_Problem details_: List each line of the data that holds the string "title", please.

_Items from a figure collection_:
---

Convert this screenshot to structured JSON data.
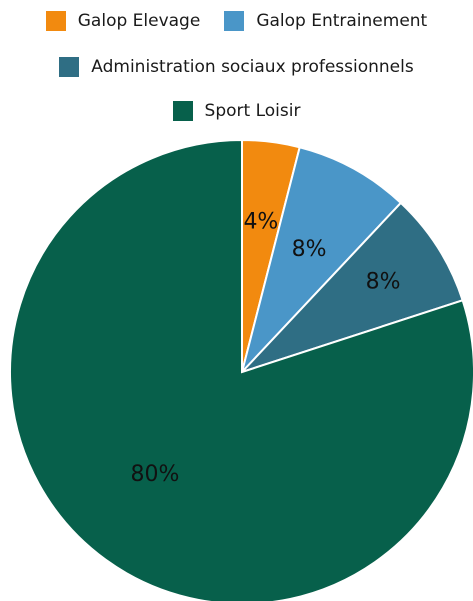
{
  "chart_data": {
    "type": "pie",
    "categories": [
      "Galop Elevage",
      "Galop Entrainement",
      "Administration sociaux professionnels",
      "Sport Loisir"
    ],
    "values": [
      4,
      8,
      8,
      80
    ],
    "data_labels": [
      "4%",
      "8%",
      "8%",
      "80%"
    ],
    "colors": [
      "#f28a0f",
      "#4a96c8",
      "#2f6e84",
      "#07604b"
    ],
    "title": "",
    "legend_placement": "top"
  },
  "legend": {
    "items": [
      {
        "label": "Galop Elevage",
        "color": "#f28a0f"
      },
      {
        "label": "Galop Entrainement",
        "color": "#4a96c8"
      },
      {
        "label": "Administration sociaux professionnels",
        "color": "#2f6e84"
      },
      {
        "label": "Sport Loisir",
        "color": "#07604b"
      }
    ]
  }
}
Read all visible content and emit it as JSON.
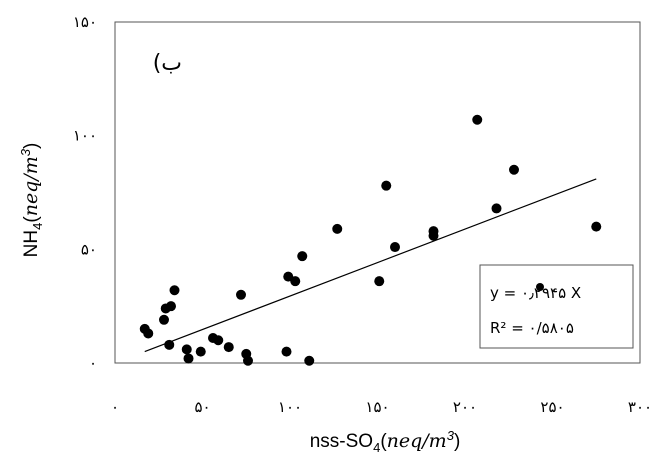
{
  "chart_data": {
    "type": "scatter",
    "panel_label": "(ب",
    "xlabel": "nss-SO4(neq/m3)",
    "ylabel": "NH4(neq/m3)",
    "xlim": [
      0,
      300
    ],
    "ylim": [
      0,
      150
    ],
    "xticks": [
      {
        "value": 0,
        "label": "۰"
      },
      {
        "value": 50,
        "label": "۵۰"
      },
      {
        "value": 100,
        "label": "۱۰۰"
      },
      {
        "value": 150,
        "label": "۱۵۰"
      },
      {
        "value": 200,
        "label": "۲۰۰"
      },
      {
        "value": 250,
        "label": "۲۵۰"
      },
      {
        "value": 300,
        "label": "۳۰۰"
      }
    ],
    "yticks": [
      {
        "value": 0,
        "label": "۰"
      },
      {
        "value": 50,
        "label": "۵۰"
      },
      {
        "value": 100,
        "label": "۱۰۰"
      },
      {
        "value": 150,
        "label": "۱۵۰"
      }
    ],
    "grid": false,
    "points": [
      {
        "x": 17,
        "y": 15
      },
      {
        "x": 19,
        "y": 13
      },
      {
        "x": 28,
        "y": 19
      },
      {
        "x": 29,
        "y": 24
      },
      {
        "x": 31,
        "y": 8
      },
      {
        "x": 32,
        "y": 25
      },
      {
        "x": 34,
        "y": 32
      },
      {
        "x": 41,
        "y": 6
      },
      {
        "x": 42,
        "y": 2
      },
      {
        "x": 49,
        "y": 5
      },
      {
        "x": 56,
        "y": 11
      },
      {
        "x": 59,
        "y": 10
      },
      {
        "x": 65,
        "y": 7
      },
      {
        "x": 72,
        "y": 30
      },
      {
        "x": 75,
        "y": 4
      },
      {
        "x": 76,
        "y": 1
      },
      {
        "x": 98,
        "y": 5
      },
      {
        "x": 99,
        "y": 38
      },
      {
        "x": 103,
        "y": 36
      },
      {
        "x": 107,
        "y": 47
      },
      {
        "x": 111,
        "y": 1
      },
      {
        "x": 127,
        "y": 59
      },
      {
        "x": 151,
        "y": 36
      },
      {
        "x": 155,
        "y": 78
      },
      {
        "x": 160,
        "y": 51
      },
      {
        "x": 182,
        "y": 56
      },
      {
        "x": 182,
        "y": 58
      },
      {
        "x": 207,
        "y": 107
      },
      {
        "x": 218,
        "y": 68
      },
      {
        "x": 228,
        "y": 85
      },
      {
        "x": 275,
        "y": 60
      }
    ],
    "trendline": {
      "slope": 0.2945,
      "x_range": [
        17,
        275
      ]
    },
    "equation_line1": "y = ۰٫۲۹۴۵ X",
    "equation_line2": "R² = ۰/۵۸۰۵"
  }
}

---

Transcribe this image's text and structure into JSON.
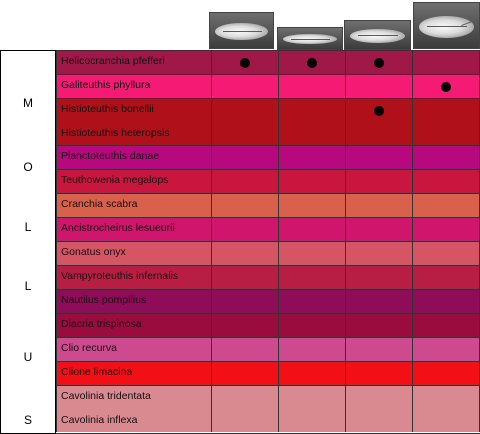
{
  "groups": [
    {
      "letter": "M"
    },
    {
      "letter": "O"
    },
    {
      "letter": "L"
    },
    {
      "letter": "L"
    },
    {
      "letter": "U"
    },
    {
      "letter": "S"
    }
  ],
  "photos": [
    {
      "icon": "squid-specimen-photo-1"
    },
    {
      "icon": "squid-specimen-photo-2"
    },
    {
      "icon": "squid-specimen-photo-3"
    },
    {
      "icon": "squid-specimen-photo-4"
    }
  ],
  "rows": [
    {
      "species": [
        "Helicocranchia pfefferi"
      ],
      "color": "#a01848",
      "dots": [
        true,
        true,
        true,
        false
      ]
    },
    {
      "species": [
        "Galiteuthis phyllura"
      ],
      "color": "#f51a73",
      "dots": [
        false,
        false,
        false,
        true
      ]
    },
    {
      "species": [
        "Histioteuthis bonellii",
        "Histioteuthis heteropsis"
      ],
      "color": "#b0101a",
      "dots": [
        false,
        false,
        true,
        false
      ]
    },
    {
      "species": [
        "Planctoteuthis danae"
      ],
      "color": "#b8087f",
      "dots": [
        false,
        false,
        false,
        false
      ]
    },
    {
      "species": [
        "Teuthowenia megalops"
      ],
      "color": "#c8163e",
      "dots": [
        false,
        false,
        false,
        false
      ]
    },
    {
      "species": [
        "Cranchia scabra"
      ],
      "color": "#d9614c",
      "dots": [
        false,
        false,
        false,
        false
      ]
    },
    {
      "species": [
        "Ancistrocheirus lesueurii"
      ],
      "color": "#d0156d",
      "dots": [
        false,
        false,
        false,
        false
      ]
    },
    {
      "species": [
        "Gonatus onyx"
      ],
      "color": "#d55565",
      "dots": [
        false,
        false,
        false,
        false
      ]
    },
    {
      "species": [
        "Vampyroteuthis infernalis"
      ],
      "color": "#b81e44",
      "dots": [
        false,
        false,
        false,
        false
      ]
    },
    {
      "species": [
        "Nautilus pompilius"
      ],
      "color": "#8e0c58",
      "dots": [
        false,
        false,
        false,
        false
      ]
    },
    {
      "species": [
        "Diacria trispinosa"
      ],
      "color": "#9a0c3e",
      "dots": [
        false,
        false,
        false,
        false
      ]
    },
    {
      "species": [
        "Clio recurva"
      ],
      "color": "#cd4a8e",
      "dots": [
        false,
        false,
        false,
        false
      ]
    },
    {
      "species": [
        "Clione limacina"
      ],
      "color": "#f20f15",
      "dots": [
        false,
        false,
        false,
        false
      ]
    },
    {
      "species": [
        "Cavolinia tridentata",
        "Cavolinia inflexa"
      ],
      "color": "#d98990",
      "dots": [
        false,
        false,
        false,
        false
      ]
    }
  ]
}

---

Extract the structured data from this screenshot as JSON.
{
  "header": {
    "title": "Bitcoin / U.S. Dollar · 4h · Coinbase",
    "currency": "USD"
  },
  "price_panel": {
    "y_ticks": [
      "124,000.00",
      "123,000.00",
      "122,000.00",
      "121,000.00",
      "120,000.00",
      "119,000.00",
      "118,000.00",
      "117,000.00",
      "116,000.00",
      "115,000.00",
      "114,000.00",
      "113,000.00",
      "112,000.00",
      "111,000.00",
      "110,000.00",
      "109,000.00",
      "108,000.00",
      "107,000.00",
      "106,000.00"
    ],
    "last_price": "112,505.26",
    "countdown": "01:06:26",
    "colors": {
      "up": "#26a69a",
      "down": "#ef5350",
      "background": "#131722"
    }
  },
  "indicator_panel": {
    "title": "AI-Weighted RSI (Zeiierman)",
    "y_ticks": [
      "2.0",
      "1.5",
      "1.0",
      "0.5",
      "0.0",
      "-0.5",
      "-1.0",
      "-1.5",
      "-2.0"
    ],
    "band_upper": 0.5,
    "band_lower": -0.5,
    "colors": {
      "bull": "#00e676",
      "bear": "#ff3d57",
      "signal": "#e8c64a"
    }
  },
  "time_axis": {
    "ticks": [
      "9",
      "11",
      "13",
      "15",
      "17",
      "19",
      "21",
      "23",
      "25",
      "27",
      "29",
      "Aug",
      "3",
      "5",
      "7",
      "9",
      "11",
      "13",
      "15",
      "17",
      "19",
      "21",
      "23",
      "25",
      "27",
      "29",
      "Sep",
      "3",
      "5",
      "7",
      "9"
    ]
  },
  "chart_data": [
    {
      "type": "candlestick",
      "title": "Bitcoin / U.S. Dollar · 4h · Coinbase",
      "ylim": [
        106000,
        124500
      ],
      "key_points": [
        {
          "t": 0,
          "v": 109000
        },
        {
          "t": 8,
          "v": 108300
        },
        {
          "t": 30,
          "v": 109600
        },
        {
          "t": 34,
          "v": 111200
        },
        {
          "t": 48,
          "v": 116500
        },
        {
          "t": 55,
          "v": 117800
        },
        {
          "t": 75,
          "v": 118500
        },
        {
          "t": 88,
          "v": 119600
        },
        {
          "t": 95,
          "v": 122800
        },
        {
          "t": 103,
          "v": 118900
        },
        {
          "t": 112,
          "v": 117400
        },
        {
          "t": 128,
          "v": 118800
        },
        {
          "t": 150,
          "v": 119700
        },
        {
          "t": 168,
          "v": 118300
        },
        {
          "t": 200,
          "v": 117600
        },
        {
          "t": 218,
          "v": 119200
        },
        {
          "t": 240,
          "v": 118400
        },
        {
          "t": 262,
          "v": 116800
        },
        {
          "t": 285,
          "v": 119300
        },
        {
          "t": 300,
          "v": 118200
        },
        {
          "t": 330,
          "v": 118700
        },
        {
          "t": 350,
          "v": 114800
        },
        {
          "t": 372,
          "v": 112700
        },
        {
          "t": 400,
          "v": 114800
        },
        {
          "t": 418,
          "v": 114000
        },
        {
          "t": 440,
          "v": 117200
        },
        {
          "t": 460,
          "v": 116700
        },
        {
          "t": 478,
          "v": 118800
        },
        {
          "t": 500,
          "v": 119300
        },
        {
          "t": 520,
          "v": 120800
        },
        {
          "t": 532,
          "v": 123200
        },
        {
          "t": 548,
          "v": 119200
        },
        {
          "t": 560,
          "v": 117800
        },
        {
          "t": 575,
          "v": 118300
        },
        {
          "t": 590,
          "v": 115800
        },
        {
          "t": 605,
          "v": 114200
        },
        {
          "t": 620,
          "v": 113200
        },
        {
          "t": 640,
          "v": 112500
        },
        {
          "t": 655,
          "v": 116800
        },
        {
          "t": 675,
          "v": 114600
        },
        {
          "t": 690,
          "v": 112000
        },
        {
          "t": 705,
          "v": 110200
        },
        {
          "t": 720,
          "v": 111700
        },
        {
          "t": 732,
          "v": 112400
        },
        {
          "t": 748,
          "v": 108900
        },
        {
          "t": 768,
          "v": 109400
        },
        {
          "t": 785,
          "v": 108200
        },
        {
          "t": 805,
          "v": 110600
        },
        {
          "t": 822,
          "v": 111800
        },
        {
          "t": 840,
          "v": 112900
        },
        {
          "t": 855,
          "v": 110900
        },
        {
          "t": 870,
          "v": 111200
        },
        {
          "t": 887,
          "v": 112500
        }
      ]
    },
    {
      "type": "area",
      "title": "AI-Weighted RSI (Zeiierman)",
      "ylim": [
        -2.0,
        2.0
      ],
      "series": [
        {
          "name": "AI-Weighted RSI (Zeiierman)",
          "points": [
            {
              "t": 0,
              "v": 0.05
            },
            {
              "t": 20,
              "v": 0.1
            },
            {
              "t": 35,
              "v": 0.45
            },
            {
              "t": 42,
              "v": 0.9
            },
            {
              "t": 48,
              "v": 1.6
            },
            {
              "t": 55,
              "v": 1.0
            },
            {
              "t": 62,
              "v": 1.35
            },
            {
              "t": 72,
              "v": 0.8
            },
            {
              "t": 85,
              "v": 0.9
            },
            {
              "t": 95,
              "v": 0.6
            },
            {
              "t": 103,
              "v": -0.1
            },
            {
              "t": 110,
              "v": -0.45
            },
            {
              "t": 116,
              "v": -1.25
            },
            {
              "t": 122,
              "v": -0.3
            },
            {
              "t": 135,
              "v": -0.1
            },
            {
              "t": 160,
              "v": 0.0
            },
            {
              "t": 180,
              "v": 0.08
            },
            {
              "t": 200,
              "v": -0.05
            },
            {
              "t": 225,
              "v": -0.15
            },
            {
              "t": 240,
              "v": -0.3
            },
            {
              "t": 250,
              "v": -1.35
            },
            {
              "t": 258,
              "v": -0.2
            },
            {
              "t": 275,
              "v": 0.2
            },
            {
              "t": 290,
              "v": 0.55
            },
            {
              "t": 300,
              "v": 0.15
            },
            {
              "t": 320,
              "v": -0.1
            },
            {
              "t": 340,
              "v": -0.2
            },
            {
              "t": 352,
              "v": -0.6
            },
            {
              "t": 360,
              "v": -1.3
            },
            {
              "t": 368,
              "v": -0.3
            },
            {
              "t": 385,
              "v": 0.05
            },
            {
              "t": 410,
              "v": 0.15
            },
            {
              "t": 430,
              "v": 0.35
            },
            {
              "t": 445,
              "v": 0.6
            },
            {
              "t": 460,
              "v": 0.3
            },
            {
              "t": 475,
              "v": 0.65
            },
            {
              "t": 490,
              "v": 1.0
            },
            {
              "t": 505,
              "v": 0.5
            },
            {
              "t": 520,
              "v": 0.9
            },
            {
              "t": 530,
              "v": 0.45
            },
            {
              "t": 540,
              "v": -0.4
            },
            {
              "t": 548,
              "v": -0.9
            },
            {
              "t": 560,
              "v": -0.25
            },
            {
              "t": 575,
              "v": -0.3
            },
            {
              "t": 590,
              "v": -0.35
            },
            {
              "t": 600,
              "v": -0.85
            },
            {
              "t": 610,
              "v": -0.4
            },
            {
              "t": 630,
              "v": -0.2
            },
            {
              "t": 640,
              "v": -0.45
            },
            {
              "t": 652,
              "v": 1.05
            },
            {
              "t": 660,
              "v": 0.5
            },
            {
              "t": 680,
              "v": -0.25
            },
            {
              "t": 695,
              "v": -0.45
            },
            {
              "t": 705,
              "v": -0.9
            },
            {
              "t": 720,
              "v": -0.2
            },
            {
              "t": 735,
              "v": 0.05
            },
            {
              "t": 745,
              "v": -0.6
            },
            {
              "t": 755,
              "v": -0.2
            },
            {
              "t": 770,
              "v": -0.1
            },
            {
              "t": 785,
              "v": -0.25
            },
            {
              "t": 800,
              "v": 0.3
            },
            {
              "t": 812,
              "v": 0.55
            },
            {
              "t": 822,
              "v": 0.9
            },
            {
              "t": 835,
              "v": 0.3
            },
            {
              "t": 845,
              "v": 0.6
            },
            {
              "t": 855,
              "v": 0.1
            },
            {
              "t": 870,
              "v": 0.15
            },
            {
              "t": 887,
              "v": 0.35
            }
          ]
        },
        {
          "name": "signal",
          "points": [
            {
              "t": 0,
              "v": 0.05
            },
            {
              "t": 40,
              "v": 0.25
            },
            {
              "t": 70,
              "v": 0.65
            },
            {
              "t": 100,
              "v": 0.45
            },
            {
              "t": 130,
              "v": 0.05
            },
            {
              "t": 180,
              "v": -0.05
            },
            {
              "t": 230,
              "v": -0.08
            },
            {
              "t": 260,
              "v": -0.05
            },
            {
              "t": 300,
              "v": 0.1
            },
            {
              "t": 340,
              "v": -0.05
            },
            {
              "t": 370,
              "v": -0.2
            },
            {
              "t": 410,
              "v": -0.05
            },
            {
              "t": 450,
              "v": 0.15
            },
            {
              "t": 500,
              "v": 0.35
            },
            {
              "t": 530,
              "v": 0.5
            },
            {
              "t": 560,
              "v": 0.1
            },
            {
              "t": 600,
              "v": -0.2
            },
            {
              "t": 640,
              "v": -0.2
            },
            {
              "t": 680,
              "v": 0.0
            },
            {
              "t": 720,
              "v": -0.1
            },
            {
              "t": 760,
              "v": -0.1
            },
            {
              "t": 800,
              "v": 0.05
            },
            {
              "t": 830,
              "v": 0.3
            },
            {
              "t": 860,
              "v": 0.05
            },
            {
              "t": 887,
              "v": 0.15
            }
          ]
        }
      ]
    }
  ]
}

---

_Exercise output_:
    "title": "",
    "title": "Bitcoin / U.S. Dollar · 4h · Coinbase",
    "title": "AI-Weighted RSI (Zeiierman)",
      "title": "Bitcoin / U.S. Dollar · 4h · Coinbase",
      "title": "AI-Weighted RSI (Zeiierman)",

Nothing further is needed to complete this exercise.